>>>
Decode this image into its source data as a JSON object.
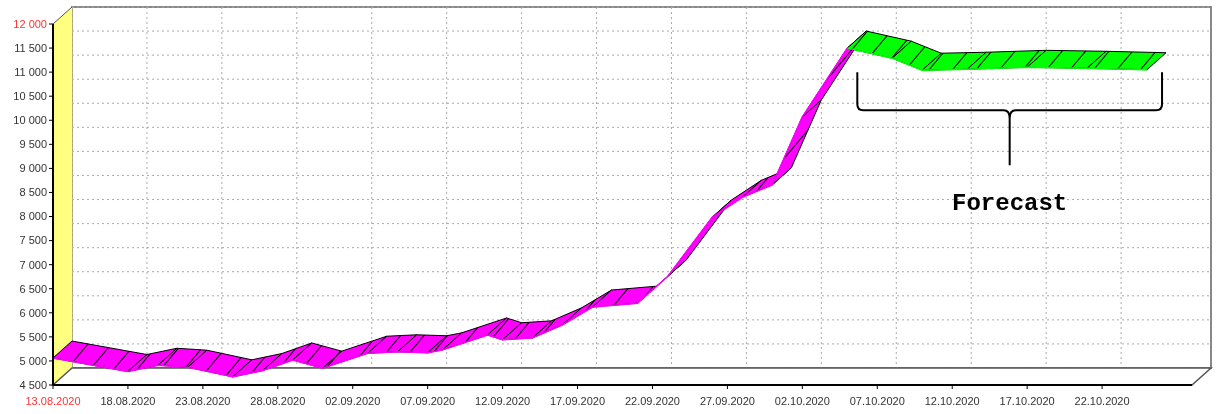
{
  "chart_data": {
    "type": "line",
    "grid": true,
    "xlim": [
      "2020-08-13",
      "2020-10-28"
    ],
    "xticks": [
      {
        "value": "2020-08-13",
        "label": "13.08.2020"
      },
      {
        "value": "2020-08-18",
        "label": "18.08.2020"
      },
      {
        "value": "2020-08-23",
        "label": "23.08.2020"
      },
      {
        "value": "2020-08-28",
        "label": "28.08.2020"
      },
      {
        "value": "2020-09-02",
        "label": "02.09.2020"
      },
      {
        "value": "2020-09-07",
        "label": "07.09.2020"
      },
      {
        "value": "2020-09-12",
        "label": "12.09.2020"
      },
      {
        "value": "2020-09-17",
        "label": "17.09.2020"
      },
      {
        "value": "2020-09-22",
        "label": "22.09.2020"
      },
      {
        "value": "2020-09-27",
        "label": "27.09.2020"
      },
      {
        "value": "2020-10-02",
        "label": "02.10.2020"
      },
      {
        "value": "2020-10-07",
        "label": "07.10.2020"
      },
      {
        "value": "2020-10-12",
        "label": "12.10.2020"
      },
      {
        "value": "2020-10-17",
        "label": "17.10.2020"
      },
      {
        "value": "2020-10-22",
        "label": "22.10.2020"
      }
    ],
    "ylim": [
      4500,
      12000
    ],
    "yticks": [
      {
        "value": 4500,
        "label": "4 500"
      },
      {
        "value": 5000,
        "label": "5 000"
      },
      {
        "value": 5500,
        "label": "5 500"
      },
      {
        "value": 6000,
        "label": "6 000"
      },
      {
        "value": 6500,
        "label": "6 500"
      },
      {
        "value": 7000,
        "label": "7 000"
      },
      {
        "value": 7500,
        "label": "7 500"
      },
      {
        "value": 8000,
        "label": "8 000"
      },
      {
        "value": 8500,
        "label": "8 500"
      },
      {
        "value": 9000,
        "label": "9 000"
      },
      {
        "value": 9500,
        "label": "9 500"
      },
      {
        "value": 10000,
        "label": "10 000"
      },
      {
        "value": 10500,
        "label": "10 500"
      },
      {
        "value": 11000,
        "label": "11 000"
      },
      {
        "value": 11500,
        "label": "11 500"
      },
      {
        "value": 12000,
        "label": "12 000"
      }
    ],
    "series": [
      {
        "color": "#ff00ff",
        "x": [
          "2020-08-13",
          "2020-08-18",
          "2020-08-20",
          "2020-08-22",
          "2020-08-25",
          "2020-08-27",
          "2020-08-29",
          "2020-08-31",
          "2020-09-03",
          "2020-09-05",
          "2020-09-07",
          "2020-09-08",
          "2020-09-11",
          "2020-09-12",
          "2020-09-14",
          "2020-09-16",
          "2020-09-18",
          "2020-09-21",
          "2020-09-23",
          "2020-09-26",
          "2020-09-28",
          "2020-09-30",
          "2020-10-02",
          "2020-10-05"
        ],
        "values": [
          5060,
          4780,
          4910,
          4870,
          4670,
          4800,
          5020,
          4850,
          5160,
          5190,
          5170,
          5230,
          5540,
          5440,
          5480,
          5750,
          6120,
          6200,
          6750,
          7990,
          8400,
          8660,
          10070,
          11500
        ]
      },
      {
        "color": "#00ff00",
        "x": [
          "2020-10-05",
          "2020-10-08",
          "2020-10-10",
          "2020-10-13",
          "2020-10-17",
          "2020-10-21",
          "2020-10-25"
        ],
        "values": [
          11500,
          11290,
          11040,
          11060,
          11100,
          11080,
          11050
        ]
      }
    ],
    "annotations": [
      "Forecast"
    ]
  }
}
<<<
## [INSTRUCTION]
Go through the material above and print all of it exactly, except the pictures.

## [EXERCISE RESPONSE]
Decode this image into its source data as a JSON object.
{
  "chart_data": {
    "type": "line",
    "grid": true,
    "xlim": [
      "2020-08-13",
      "2020-10-28"
    ],
    "xticks": [
      {
        "value": "2020-08-13",
        "label": "13.08.2020"
      },
      {
        "value": "2020-08-18",
        "label": "18.08.2020"
      },
      {
        "value": "2020-08-23",
        "label": "23.08.2020"
      },
      {
        "value": "2020-08-28",
        "label": "28.08.2020"
      },
      {
        "value": "2020-09-02",
        "label": "02.09.2020"
      },
      {
        "value": "2020-09-07",
        "label": "07.09.2020"
      },
      {
        "value": "2020-09-12",
        "label": "12.09.2020"
      },
      {
        "value": "2020-09-17",
        "label": "17.09.2020"
      },
      {
        "value": "2020-09-22",
        "label": "22.09.2020"
      },
      {
        "value": "2020-09-27",
        "label": "27.09.2020"
      },
      {
        "value": "2020-10-02",
        "label": "02.10.2020"
      },
      {
        "value": "2020-10-07",
        "label": "07.10.2020"
      },
      {
        "value": "2020-10-12",
        "label": "12.10.2020"
      },
      {
        "value": "2020-10-17",
        "label": "17.10.2020"
      },
      {
        "value": "2020-10-22",
        "label": "22.10.2020"
      }
    ],
    "ylim": [
      4500,
      12000
    ],
    "yticks": [
      {
        "value": 4500,
        "label": "4 500"
      },
      {
        "value": 5000,
        "label": "5 000"
      },
      {
        "value": 5500,
        "label": "5 500"
      },
      {
        "value": 6000,
        "label": "6 000"
      },
      {
        "value": 6500,
        "label": "6 500"
      },
      {
        "value": 7000,
        "label": "7 000"
      },
      {
        "value": 7500,
        "label": "7 500"
      },
      {
        "value": 8000,
        "label": "8 000"
      },
      {
        "value": 8500,
        "label": "8 500"
      },
      {
        "value": 9000,
        "label": "9 000"
      },
      {
        "value": 9500,
        "label": "9 500"
      },
      {
        "value": 10000,
        "label": "10 000"
      },
      {
        "value": 10500,
        "label": "10 500"
      },
      {
        "value": 11000,
        "label": "11 000"
      },
      {
        "value": 11500,
        "label": "11 500"
      },
      {
        "value": 12000,
        "label": "12 000"
      }
    ],
    "series": [
      {
        "color": "#ff00ff",
        "x": [
          "2020-08-13",
          "2020-08-18",
          "2020-08-20",
          "2020-08-22",
          "2020-08-25",
          "2020-08-27",
          "2020-08-29",
          "2020-08-31",
          "2020-09-03",
          "2020-09-05",
          "2020-09-07",
          "2020-09-08",
          "2020-09-11",
          "2020-09-12",
          "2020-09-14",
          "2020-09-16",
          "2020-09-18",
          "2020-09-21",
          "2020-09-23",
          "2020-09-26",
          "2020-09-28",
          "2020-09-30",
          "2020-10-02",
          "2020-10-05"
        ],
        "values": [
          5060,
          4780,
          4910,
          4870,
          4670,
          4800,
          5020,
          4850,
          5160,
          5190,
          5170,
          5230,
          5540,
          5440,
          5480,
          5750,
          6120,
          6200,
          6750,
          7990,
          8400,
          8660,
          10070,
          11500
        ]
      },
      {
        "color": "#00ff00",
        "x": [
          "2020-10-05",
          "2020-10-08",
          "2020-10-10",
          "2020-10-13",
          "2020-10-17",
          "2020-10-21",
          "2020-10-25"
        ],
        "values": [
          11500,
          11290,
          11040,
          11060,
          11100,
          11080,
          11050
        ]
      }
    ],
    "annotations": [
      "Forecast"
    ]
  }
}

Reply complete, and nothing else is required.